Gather all lines from the material that contain the word "breakeven".

>> Start EXTRACTED RECORDS

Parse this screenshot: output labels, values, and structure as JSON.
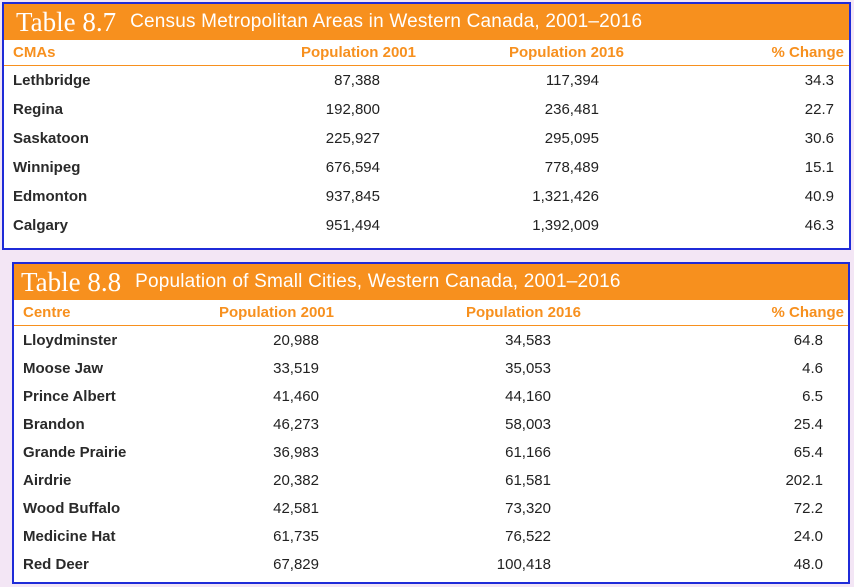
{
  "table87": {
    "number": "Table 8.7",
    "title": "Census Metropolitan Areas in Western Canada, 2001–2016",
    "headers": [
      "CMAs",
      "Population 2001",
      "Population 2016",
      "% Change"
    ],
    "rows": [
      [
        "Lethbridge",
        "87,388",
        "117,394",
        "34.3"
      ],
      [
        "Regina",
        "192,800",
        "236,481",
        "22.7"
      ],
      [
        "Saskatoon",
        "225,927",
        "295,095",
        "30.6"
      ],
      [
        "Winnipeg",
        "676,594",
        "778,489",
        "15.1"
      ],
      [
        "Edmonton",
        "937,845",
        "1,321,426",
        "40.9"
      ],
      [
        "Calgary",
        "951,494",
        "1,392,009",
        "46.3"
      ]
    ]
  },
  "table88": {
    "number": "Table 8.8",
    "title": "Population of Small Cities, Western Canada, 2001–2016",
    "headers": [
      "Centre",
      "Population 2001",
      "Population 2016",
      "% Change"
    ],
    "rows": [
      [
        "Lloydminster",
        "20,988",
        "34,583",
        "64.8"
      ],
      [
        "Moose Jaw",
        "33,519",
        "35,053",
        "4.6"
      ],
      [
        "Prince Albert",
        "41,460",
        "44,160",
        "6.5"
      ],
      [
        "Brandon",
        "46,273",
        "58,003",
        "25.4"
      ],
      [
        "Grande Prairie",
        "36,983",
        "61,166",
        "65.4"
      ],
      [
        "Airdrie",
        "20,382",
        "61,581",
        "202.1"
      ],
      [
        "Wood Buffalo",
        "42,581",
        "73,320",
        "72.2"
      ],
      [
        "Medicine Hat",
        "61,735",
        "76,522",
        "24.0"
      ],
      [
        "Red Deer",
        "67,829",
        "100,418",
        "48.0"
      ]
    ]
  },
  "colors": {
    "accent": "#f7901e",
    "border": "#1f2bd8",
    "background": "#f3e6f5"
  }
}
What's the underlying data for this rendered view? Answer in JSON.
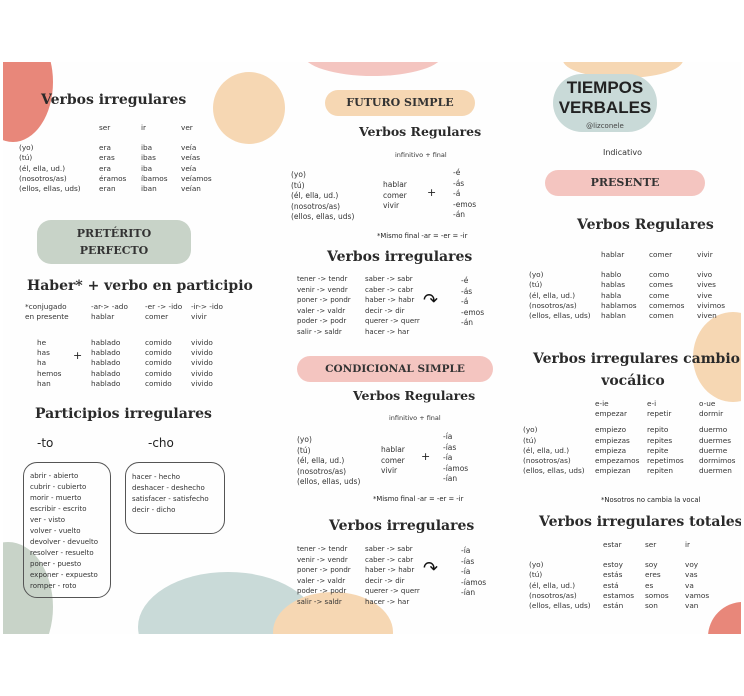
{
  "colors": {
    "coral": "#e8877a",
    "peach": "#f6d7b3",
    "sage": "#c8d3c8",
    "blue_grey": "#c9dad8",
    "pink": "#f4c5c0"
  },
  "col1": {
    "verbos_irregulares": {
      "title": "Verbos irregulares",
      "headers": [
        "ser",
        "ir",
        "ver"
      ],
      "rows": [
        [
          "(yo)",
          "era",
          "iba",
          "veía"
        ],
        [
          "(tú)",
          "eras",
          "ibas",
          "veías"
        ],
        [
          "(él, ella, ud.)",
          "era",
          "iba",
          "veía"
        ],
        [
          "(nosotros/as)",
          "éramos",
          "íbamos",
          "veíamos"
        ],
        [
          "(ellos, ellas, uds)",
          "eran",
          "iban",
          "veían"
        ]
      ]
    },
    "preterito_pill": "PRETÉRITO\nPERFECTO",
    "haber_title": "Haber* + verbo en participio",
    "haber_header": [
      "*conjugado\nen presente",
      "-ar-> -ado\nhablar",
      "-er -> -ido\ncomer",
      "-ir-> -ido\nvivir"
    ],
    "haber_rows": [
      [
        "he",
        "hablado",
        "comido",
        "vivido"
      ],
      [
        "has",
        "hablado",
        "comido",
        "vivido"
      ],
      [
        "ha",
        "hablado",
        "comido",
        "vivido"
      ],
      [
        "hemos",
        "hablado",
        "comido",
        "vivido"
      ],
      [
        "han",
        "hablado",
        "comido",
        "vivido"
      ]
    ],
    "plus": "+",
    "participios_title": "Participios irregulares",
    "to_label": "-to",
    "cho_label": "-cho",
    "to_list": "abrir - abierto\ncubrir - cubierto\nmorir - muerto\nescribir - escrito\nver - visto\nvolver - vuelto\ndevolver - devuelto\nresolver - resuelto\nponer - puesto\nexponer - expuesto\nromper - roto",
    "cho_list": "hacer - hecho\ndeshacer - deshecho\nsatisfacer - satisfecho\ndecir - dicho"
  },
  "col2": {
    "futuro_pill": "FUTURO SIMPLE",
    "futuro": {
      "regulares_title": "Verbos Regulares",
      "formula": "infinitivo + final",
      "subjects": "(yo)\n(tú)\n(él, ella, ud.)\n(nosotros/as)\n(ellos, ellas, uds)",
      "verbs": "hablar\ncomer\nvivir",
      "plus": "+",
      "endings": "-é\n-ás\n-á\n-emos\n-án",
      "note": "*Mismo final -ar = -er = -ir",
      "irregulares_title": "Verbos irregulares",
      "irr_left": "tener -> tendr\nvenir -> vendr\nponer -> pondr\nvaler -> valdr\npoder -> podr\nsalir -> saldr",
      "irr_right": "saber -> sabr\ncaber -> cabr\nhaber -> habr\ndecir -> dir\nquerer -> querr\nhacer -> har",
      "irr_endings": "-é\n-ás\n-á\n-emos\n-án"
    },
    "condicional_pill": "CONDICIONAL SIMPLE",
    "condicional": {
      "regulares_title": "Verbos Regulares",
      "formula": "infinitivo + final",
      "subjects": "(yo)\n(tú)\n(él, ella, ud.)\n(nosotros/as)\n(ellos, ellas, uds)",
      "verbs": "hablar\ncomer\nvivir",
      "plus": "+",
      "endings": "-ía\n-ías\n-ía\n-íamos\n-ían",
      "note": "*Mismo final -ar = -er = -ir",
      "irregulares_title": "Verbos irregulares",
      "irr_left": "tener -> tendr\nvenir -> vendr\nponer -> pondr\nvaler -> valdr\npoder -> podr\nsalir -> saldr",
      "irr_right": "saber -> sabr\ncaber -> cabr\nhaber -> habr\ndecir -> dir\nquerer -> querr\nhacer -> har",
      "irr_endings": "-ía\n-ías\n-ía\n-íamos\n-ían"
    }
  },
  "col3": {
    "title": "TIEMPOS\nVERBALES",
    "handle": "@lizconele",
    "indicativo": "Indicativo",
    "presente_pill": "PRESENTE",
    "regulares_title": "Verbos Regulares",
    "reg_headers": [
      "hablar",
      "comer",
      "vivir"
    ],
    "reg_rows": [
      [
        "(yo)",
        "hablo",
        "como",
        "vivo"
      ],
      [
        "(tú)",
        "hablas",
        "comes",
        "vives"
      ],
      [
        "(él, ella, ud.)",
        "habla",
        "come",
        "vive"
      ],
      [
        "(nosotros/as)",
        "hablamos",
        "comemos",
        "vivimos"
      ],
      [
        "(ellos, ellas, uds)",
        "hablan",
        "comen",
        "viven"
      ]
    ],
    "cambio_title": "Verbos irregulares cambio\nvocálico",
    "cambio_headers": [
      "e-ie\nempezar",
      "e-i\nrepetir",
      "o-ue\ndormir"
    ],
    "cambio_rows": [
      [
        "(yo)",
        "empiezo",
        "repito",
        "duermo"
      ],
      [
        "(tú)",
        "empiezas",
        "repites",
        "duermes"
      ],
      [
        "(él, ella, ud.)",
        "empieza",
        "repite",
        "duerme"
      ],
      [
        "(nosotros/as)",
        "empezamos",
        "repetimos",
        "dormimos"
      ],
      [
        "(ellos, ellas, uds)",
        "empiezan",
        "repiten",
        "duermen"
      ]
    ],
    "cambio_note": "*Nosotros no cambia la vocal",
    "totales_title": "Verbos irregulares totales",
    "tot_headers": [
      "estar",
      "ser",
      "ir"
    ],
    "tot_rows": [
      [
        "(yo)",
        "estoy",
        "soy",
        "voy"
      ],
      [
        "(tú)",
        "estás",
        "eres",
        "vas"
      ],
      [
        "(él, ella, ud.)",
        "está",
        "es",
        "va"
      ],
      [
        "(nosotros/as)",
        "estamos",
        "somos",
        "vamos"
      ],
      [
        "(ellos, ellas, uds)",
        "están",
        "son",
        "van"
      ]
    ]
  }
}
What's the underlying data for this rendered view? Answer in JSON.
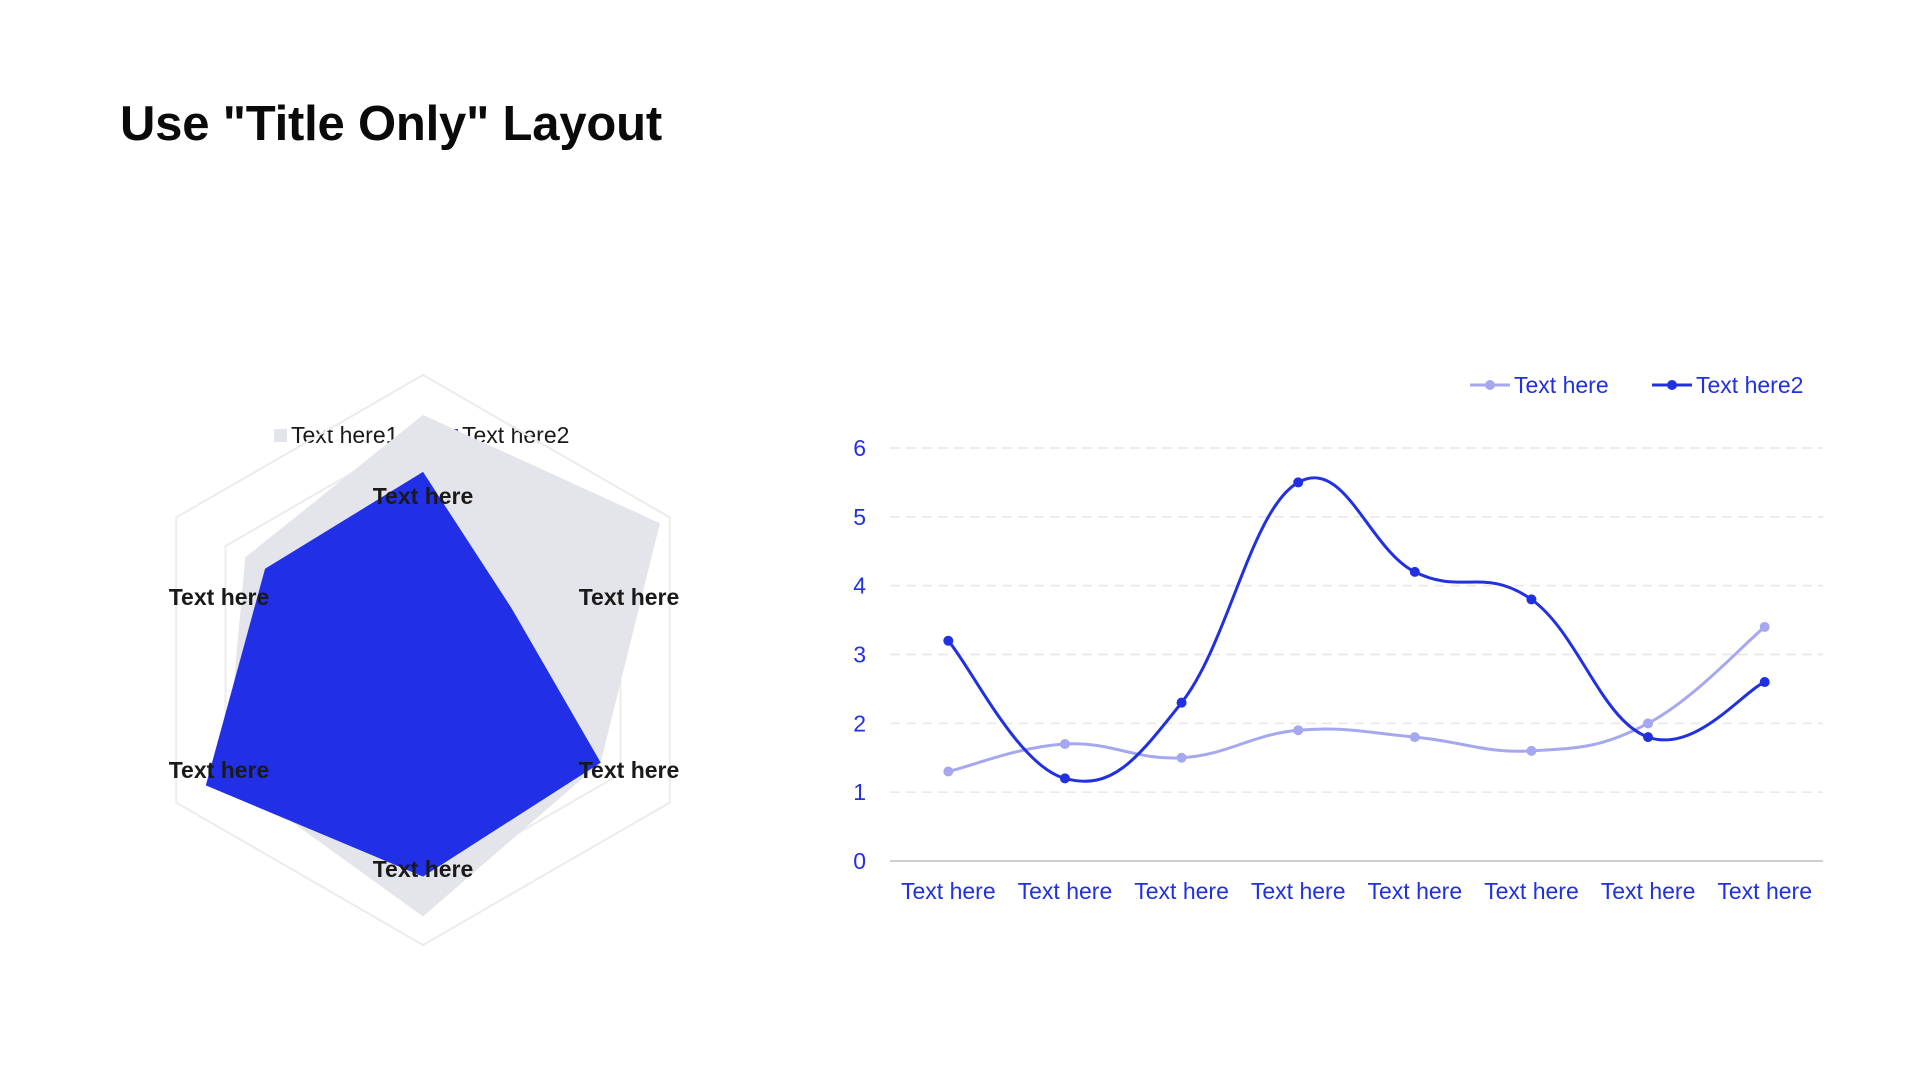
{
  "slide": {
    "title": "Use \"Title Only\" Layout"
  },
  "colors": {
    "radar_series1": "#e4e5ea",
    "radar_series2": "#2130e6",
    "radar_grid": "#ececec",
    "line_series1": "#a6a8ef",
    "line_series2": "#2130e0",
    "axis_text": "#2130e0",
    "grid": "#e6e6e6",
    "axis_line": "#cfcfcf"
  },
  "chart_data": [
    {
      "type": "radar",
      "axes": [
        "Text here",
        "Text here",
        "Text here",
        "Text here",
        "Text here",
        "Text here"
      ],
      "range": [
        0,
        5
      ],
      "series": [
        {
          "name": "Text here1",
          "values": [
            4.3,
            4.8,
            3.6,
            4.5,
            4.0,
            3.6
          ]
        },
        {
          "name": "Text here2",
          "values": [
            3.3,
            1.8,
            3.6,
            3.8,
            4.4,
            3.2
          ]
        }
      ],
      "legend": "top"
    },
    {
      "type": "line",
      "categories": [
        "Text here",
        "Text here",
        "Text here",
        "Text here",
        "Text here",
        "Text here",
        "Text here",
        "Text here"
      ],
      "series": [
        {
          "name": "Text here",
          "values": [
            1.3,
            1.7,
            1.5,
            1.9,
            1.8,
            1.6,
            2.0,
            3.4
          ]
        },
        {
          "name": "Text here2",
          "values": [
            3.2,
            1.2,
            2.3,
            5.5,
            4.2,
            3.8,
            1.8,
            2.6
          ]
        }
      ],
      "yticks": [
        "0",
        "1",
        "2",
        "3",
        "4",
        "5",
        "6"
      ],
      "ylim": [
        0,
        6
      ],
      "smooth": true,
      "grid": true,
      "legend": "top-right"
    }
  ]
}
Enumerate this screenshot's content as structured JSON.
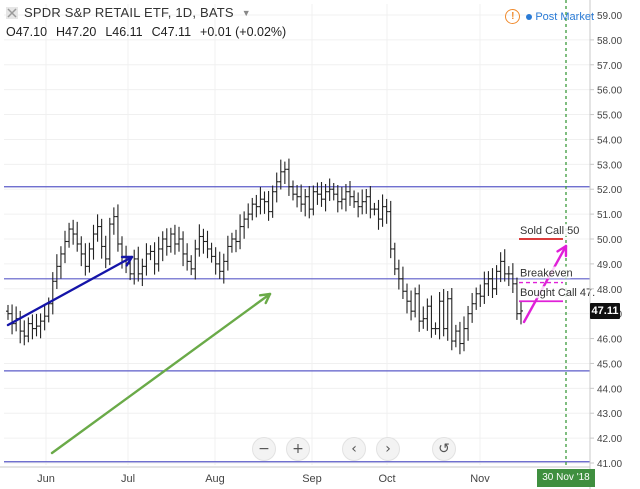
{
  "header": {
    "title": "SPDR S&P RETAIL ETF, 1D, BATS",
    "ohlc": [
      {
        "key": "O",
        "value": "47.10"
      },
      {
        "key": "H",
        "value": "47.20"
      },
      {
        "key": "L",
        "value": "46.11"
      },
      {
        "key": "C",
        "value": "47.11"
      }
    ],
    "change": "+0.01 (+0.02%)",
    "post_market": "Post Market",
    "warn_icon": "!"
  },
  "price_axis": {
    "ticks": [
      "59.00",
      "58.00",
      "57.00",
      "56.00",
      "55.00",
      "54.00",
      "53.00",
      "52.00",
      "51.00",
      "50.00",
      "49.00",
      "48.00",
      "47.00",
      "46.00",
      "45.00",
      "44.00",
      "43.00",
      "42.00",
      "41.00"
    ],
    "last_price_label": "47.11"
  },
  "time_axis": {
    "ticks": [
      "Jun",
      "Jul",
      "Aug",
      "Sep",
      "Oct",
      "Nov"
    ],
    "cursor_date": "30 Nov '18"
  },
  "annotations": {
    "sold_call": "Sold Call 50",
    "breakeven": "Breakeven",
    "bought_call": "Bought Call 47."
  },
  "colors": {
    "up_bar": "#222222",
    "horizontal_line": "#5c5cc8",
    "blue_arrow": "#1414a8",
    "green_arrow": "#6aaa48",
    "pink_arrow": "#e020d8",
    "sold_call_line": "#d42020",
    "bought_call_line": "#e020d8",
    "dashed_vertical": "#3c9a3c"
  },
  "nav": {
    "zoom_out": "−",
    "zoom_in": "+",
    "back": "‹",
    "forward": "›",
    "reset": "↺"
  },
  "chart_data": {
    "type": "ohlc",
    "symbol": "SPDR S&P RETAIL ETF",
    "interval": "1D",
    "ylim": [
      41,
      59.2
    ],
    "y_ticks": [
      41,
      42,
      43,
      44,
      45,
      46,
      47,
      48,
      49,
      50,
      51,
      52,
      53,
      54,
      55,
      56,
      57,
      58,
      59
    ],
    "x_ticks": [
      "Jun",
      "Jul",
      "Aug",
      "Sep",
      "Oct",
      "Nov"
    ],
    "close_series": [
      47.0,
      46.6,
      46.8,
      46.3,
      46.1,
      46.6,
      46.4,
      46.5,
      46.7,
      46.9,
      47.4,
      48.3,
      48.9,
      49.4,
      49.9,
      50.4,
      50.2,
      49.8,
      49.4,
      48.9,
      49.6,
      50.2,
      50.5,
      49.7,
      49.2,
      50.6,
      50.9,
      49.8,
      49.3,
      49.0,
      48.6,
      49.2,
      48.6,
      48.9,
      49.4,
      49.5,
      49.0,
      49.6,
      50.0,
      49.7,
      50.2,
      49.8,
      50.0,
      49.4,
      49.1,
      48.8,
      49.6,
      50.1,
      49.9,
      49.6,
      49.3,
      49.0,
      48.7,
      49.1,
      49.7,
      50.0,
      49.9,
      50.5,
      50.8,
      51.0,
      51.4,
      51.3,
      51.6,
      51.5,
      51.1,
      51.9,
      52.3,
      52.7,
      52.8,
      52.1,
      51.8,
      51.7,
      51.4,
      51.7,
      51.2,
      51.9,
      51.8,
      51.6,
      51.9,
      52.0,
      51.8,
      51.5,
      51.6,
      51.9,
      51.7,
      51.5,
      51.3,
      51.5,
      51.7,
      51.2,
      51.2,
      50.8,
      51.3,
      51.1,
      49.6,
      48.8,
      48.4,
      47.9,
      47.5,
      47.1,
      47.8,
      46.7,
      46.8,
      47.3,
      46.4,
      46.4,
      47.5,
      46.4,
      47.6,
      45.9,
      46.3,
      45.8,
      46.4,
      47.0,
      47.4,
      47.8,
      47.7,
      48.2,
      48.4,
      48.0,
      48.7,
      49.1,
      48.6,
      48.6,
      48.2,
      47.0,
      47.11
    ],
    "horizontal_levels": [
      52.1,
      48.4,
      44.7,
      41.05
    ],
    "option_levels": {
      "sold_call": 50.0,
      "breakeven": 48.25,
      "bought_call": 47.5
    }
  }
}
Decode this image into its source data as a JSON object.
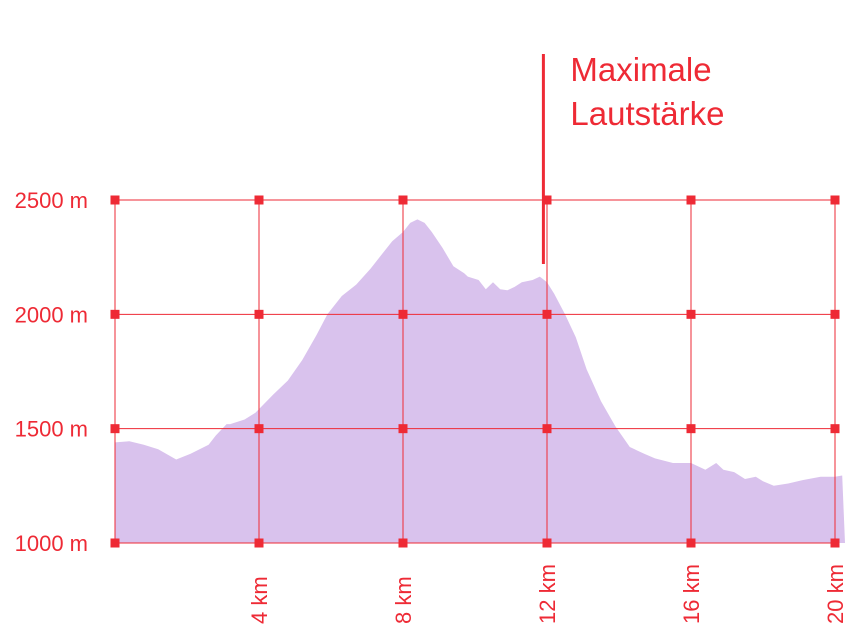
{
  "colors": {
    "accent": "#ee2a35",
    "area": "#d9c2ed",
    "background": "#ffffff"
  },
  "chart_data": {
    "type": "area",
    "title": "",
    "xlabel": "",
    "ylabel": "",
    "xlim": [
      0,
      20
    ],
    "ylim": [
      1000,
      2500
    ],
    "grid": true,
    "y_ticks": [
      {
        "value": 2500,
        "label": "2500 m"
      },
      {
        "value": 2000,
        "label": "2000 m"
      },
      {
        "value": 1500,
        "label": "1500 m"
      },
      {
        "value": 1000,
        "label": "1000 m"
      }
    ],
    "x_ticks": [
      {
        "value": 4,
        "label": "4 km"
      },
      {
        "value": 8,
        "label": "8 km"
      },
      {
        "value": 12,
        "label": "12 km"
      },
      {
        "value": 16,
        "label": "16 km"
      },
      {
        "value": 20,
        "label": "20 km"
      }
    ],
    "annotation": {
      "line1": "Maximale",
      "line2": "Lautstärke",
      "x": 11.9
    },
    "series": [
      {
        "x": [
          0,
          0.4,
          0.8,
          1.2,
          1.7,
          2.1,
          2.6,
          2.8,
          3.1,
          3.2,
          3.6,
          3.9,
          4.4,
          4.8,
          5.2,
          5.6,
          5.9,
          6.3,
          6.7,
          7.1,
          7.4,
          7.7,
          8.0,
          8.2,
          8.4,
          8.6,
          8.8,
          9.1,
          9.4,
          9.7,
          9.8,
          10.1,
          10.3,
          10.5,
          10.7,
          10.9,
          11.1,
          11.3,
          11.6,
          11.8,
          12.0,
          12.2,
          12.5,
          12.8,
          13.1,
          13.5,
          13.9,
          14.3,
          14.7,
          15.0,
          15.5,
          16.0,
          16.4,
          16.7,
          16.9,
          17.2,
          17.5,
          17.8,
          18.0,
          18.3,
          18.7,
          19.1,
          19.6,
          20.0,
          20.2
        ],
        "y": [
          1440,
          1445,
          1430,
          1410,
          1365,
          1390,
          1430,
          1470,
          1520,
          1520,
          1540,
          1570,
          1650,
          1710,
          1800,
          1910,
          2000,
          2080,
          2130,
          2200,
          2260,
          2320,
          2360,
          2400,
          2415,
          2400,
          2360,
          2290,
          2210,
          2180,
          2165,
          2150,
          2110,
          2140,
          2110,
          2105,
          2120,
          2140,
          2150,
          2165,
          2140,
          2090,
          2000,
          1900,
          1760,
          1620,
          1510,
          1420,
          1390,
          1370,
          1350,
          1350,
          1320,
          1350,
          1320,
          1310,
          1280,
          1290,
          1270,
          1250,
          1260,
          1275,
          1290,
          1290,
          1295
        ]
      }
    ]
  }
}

>> End EXTRACTED RECORDS

RESULT OF THE EXERCISE:
    "breakeven": "Breakeven",
      "breakeven": 48.25,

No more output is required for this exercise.